▸ **What you have to do**: For each line of the data below that holds "label", copy the line.

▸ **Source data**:
##########
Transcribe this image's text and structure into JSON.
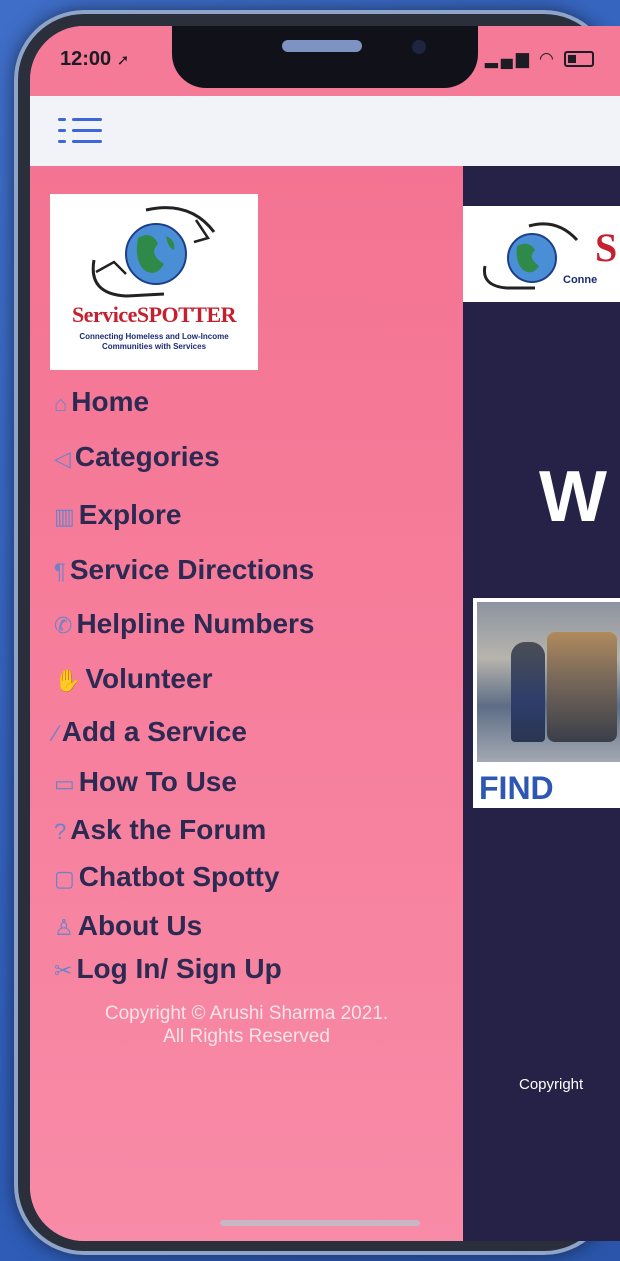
{
  "status_bar": {
    "time": "12:00",
    "location_icon": "location-arrow-icon",
    "signal_icon": "signal-bars-icon",
    "wifi_icon": "wifi-icon",
    "battery_icon": "battery-icon"
  },
  "nav": {
    "menu_icon": "hamburger-menu-icon"
  },
  "drawer": {
    "logo": {
      "title": "ServiceSPOTTER",
      "tagline": "Connecting Homeless and Low-Income Communities with Services"
    },
    "items": [
      {
        "label": "Home",
        "icon": "house-icon",
        "glyph": "⌂"
      },
      {
        "label": "Categories",
        "icon": "paper-plane-icon",
        "glyph": "◁"
      },
      {
        "label": "Explore",
        "icon": "map-icon",
        "glyph": "▥"
      },
      {
        "label": "Service Directions",
        "icon": "pin-icon",
        "glyph": "¶"
      },
      {
        "label": "Helpline Numbers",
        "icon": "phone-icon",
        "glyph": "✆"
      },
      {
        "label": "Volunteer",
        "icon": "hand-icon",
        "glyph": "✋"
      },
      {
        "label": "Add a Service",
        "icon": "pencil-icon",
        "glyph": "⁄"
      },
      {
        "label": "How To Use",
        "icon": "keyboard-icon",
        "glyph": "▭"
      },
      {
        "label": "Ask the Forum",
        "icon": "question-icon",
        "glyph": "?"
      },
      {
        "label": "Chatbot Spotty",
        "icon": "chat-bubbles-icon",
        "glyph": "▢"
      },
      {
        "label": "About Us",
        "icon": "user-icon",
        "glyph": "♙"
      },
      {
        "label": "Log In/ Sign Up",
        "icon": "tools-icon",
        "glyph": "✂"
      }
    ],
    "copyright_line1": "Copyright © Arushi Sharma 2021.",
    "copyright_line2": "All Rights Reserved"
  },
  "main": {
    "logo_letter": "S",
    "logo_sub": "Conne",
    "hero_letter": "W",
    "hero_caption": "FIND",
    "copyright": "Copyright"
  },
  "colors": {
    "drawer_bg": "#f47392",
    "menu_text": "#2c2a52",
    "main_bg": "#252147",
    "accent": "#3d66d6"
  }
}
##########
▸ **Response**:
        "label": "Home",
        "label": "Categories",
        "label": "Explore",
        "label": "Service Directions",
        "label": "Helpline Numbers",
        "label": "Volunteer",
        "label": "Add a Service",
        "label": "How To Use",
        "label": "Ask the Forum",
        "label": "Chatbot Spotty",
        "label": "About Us",
        "label": "Log In/ Sign Up",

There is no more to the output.